Collection entries ->

= = = =

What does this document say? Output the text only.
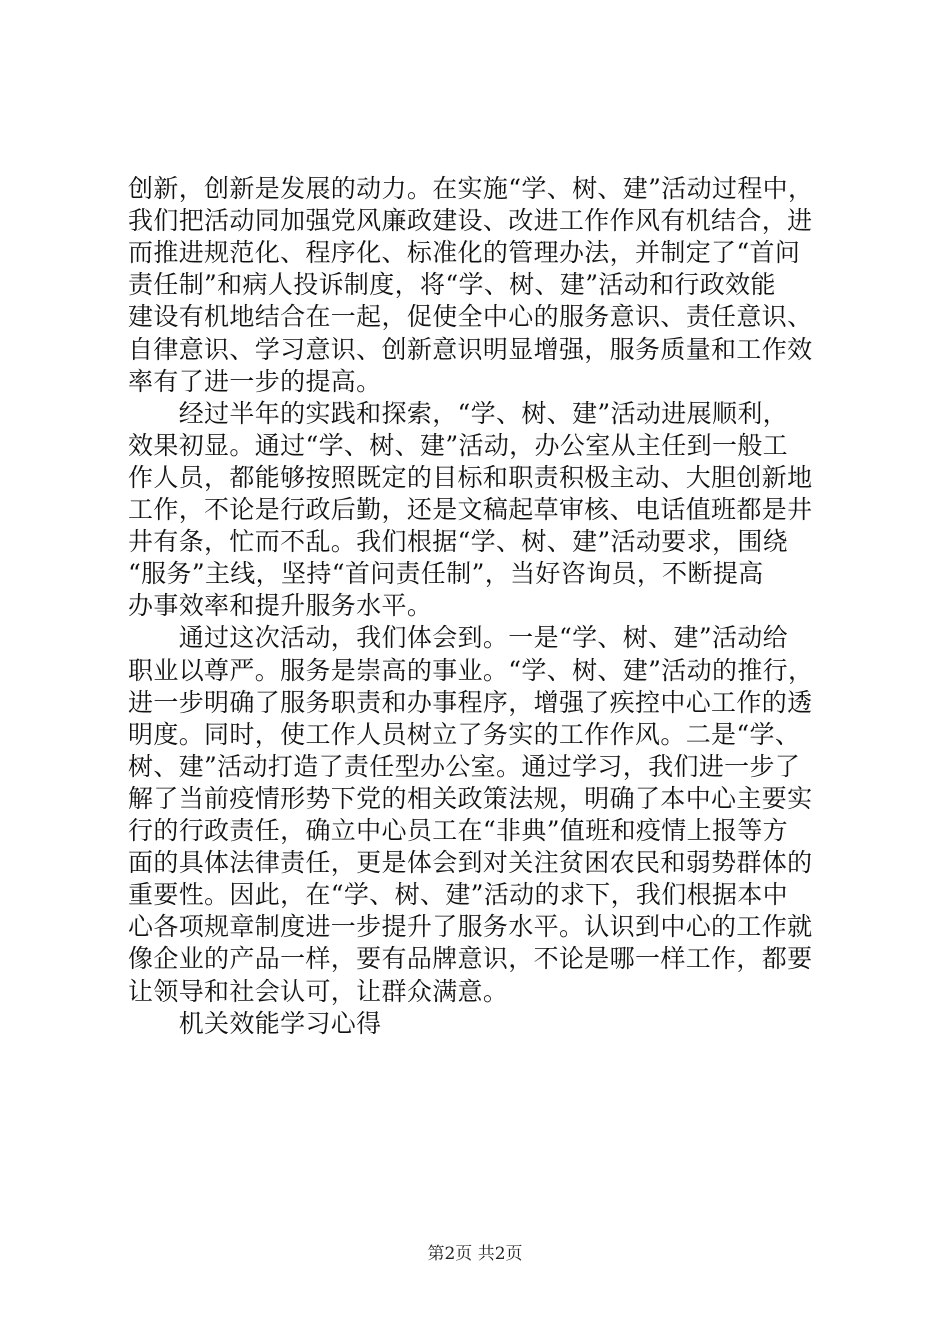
创新，创新是发展的动力。在实施“学、树、建”活动过程中，
我们把活动同加强党风廉政建设、改进工作作风有机结合，进
而推进规范化、程序化、标准化的管理办法，并制定了“首问
责任制”和病人投诉制度，将“学、树、建”活动和行政效能
建设有机地结合在一起，促使全中心的服务意识、责任意识、
自律意识、学习意识、创新意识明显增强，服务质量和工作效
率有了进一步的提高。
　　经过半年的实践和探索，“学、树、建”活动进展顺利，
效果初显。通过“学、树、建”活动，办公室从主任到一般工
作人员，都能够按照既定的目标和职责积极主动、大胆创新地
工作，不论是行政后勤，还是文稿起草审核、电话值班都是井
井有条，忙而不乱。我们根据“学、树、建”活动要求，围绕
“服务”主线，坚持“首问责任制”，当好咨询员，不断提高
办事效率和提升服务水平。
　　通过这次活动，我们体会到。一是“学、树、建”活动给
职业以尊严。服务是崇高的事业。“学、树、建”活动的推行，
进一步明确了服务职责和办事程序，增强了疾控中心工作的透
明度。同时，使工作人员树立了务实的工作作风。二是“学、
树、建”活动打造了责任型办公室。通过学习，我们进一步了
解了当前疫情形势下党的相关政策法规，明确了本中心主要实
行的行政责任，确立中心员工在“非典”值班和疫情上报等方
面的具体法律责任，更是体会到对关注贫困农民和弱势群体的
重要性。因此，在“学、树、建”活动的求下，我们根据本中
心各项规章制度进一步提升了服务水平。认识到中心的工作就
像企业的产品一样，要有品牌意识，不论是哪一样工作，都要
让领导和社会认可，让群众满意。
　　机关效能学习心得
第2页 共2页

= = = =

Task details ->
Leave images out of the retyped records; keep all else exact.

Solution to this problem ->
What does this document say? Output the text only.
创新，创新是发展的动力。在实施“学、树、建”活动过程中，
我们把活动同加强党风廉政建设、改进工作作风有机结合，进
而推进规范化、程序化、标准化的管理办法，并制定了“首问
责任制”和病人投诉制度，将“学、树、建”活动和行政效能
建设有机地结合在一起，促使全中心的服务意识、责任意识、
自律意识、学习意识、创新意识明显增强，服务质量和工作效
率有了进一步的提高。
　　经过半年的实践和探索，“学、树、建”活动进展顺利，
效果初显。通过“学、树、建”活动，办公室从主任到一般工
作人员，都能够按照既定的目标和职责积极主动、大胆创新地
工作，不论是行政后勤，还是文稿起草审核、电话值班都是井
井有条，忙而不乱。我们根据“学、树、建”活动要求，围绕
“服务”主线，坚持“首问责任制”，当好咨询员，不断提高
办事效率和提升服务水平。
　　通过这次活动，我们体会到。一是“学、树、建”活动给
职业以尊严。服务是崇高的事业。“学、树、建”活动的推行，
进一步明确了服务职责和办事程序，增强了疾控中心工作的透
明度。同时，使工作人员树立了务实的工作作风。二是“学、
树、建”活动打造了责任型办公室。通过学习，我们进一步了
解了当前疫情形势下党的相关政策法规，明确了本中心主要实
行的行政责任，确立中心员工在“非典”值班和疫情上报等方
面的具体法律责任，更是体会到对关注贫困农民和弱势群体的
重要性。因此，在“学、树、建”活动的求下，我们根据本中
心各项规章制度进一步提升了服务水平。认识到中心的工作就
像企业的产品一样，要有品牌意识，不论是哪一样工作，都要
让领导和社会认可，让群众满意。
　　机关效能学习心得
第2页 共2页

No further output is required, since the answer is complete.